Consegna:
Rispondi alle domande sul testo estratto.
1. In quale mese dice di trovarsi chi scrive?
2. A quale manoscritto originale vengono paragonati i testi con righe fitte e margini inesistenti?
3. Da quale ruolo quello dell'editor è detto assai diverso?

Testo estratto:

• • •

È settembre, si ricomincia e io mi sento carica di energia. Mi aspetta una nuovo inizio, scrivere un libro, un altro, e ciò mi mette di buonumore. Nel frattempo devo sbrigare la posta arretrata e questa è un’altra storia.  A volte, leggere anche poche pagine di alcuni dei testi che ricevo in visione mi lascia in uno stato di scoramento. Molti sono inaccessibili per forma e contenuto: caratteri per una vista da falco, righe fitte e margini inesistenti come nel manoscritto originale di Terra Matta, ma nessuno di questi autori è Vincenzo Rabito. Loro non stanno inconsapevolmente inventando un linguaggio, si limitano a massacrare la nostra lingua; riguardo il contenuto, spesso è incomprensibile e devo cercare di intuirne il significato. Agli aspiranti scrittori più disperati suggerisco di lasciare il loro sogno nel cassetto e mi azzardo a lavorare solo con quelli che, a mio avviso, hanno qualche freccia al loro arco.

Tuttavia è corretto ammettere che coloro che mi contattano mostrano di avere sufficiente buon senso da richiedere un parere sul progetto di scrittura che hanno a cuore. È un riconoscimento implicito al ruolo dell’editor che, lo ricordo, è assai diverso da quello del ghost writer. Non è cosa scontata.

• • •

Dati forniti:
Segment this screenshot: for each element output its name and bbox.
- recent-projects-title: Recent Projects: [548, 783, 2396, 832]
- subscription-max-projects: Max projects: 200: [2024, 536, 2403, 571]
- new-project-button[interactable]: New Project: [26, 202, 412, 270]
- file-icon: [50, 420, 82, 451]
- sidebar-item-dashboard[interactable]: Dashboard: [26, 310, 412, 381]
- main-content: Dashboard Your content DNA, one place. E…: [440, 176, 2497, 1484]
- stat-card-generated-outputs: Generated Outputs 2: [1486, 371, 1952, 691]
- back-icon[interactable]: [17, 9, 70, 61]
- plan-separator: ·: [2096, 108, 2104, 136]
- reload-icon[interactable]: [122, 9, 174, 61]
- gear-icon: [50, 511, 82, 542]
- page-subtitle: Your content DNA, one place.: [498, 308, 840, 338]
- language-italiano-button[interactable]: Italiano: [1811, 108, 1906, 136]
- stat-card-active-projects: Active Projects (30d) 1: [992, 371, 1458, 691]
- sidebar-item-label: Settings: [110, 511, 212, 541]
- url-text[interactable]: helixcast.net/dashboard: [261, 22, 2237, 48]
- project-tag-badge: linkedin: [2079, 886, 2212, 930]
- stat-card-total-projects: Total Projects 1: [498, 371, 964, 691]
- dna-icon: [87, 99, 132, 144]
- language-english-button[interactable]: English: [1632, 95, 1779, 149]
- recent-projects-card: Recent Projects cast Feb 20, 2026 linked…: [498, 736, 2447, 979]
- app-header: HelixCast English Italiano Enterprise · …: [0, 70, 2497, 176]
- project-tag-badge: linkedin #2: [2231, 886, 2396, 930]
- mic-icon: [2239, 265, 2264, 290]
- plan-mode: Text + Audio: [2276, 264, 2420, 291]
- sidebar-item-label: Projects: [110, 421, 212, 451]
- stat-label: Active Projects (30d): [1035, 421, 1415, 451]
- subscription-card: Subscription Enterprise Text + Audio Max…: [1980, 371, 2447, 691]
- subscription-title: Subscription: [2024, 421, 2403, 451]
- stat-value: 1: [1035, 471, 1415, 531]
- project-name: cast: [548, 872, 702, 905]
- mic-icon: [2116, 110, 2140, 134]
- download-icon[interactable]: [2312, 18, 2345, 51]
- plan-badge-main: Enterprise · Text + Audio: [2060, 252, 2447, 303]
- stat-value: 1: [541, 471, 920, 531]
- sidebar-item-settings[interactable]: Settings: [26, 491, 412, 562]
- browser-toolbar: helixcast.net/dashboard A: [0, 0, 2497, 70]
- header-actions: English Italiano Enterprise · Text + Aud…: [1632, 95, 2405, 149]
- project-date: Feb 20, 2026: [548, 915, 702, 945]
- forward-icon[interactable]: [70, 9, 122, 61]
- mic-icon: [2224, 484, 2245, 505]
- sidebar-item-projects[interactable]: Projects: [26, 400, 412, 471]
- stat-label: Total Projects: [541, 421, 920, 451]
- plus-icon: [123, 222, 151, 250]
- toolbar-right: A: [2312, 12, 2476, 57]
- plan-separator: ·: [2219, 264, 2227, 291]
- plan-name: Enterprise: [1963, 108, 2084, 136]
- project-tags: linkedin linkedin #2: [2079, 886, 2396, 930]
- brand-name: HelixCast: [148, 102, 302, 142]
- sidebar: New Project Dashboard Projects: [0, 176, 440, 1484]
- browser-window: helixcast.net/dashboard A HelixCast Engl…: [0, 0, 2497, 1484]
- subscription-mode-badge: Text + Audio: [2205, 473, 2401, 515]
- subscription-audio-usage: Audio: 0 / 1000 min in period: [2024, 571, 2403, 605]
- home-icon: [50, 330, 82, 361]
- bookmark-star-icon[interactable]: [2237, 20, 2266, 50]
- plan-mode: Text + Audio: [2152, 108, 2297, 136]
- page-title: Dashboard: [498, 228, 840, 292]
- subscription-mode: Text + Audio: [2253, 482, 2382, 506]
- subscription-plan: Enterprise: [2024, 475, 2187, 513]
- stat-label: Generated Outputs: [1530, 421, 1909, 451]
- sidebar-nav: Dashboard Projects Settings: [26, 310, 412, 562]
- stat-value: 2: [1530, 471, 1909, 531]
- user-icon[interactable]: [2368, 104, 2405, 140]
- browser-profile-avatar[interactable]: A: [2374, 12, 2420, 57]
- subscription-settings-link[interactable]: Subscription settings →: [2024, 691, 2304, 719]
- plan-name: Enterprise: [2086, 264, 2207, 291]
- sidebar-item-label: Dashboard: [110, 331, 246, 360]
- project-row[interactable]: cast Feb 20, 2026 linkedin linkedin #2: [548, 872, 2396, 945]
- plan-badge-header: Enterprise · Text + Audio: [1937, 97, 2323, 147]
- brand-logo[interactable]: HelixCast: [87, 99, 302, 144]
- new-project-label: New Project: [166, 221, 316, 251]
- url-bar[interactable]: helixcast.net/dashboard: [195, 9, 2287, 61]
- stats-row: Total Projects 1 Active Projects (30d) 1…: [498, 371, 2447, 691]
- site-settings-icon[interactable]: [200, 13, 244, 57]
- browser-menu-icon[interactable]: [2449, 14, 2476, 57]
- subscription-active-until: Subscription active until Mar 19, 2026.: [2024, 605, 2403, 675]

• • •

Risposta:
1. Settembre.
2. Al manoscritto originale di Terra Matta.
3. Da quello del ghost writer.